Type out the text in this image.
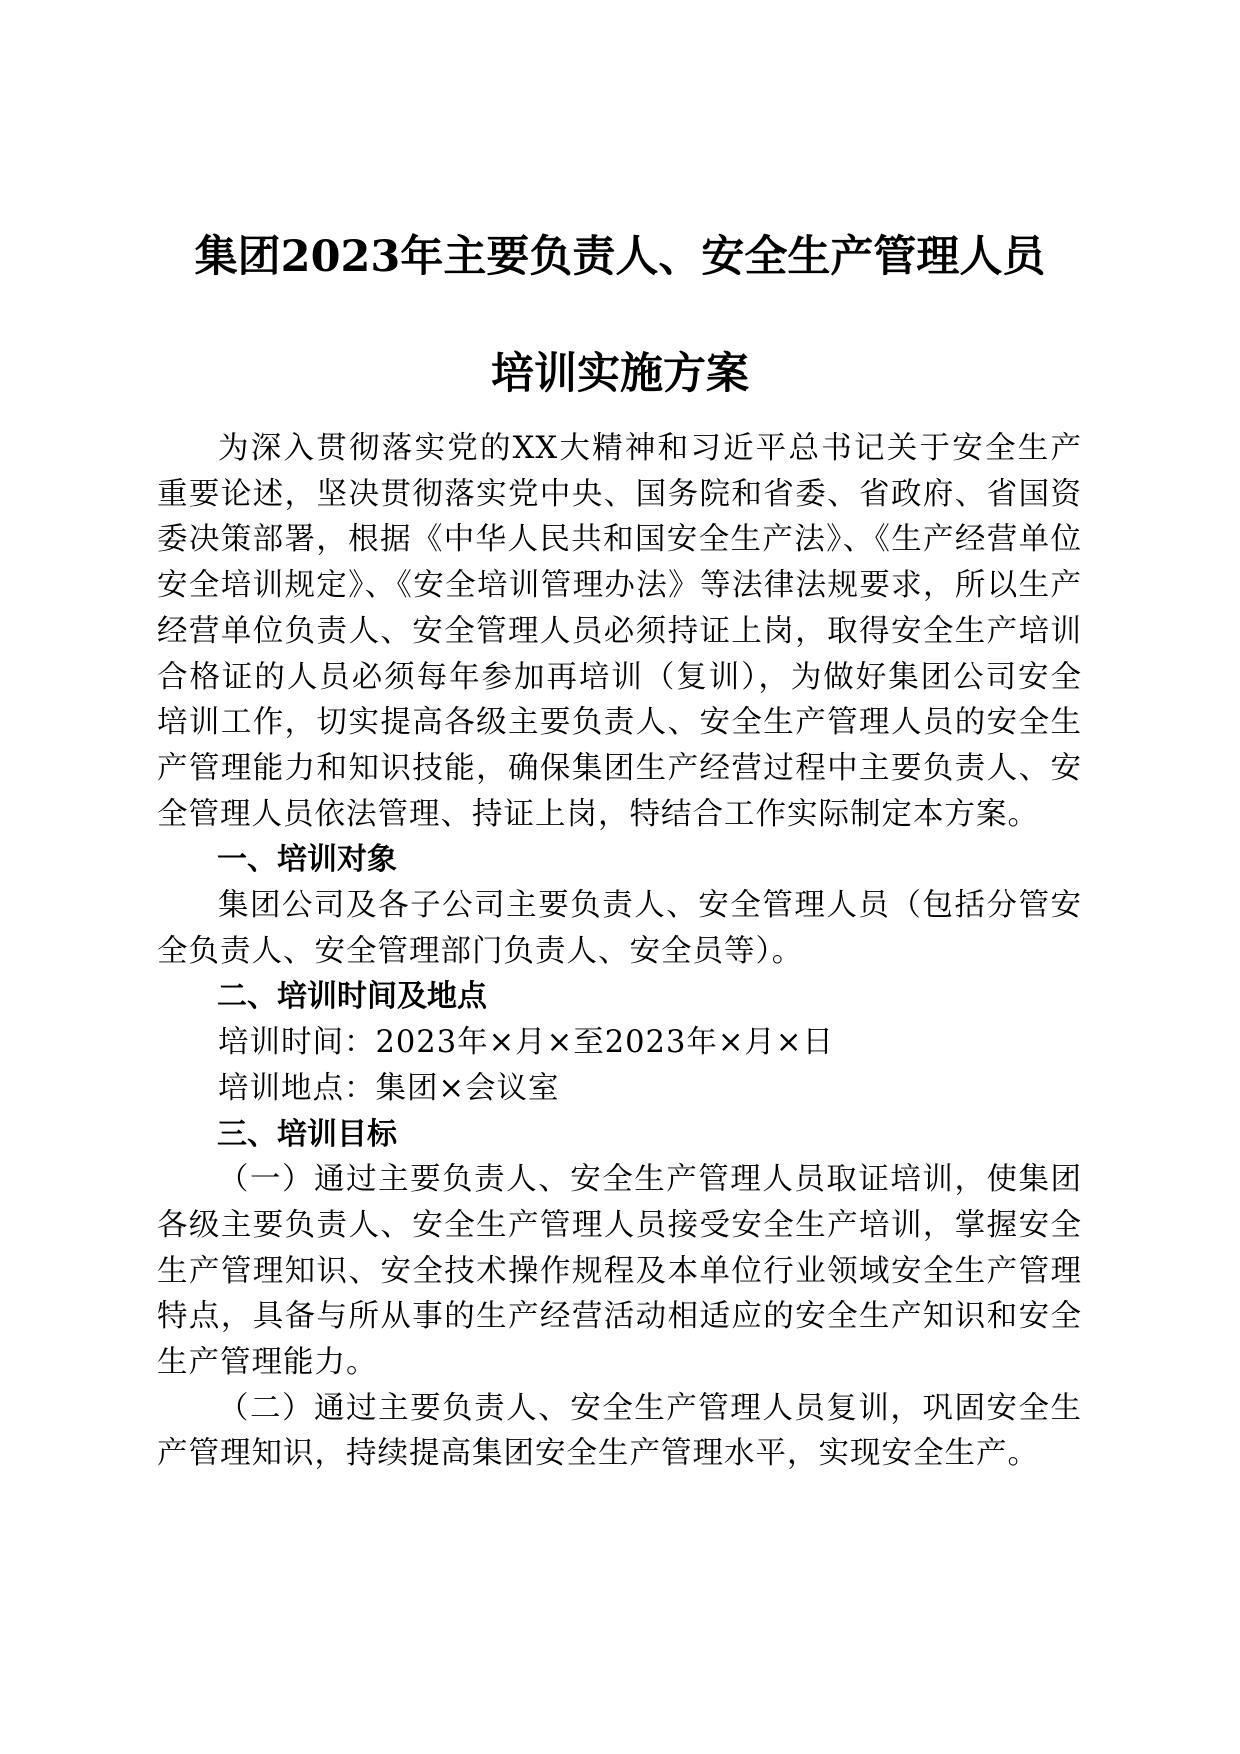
集团2023年主要负责人、安全生产管理人员
培训实施方案

为深入贯彻落实党的XX大精神和习近平总书记关于安全生产重要论述，坚决贯彻落实党中央、国务院和省委、省政府、省国资委决策部署，根据《中华人民共和国安全生产法》、《生产经营单位安全培训规定》、《安全培训管理办法》等法律法规要求，所以生产经营单位负责人、安全管理人员必须持证上岗，取得安全生产培训合格证的人员必须每年参加再培训（复训），为做好集团公司安全培训工作，切实提高各级主要负责人、安全生产管理人员的安全生产管理能力和知识技能，确保集团生产经营过程中主要负责人、安全管理人员依法管理、持证上岗，特结合工作实际制定本方案。

一、培训对象

集团公司及各子公司主要负责人、安全管理人员（包括分管安全负责人、安全管理部门负责人、安全员等）。

二、培训时间及地点

培训时间：2023年×月×至2023年×月×日

培训地点：集团×会议室

三、培训目标

（一）通过主要负责人、安全生产管理人员取证培训，使集团各级主要负责人、安全生产管理人员接受安全生产培训，掌握安全生产管理知识、安全技术操作规程及本单位行业领域安全生产管理特点，具备与所从事的生产经营活动相适应的安全生产知识和安全生产管理能力。

（二）通过主要负责人、安全生产管理人员复训，巩固安全生产管理知识，持续提高集团安全生产管理水平，实现安全生产。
──────────
# [PROBLEM]
Copy each line of the records that contains the word "通过主要负责人".

# [RESULT OF THIS EXERCISE]
（一）通过主要负责人、安全生产管理人员取证培训，使集团各级主要负责人、安全生产管理人员接受安全生产培训，掌握安全生产管理知识、安全技术操作规程及本单位行业领域安全生产管理特点，具备与所从事的生产经营活动相适应的安全生产知识和安全生产管理能力。
（二）通过主要负责人、安全生产管理人员复训，巩固安全生产管理知识，持续提高集团安全生产管理水平，实现安全生产。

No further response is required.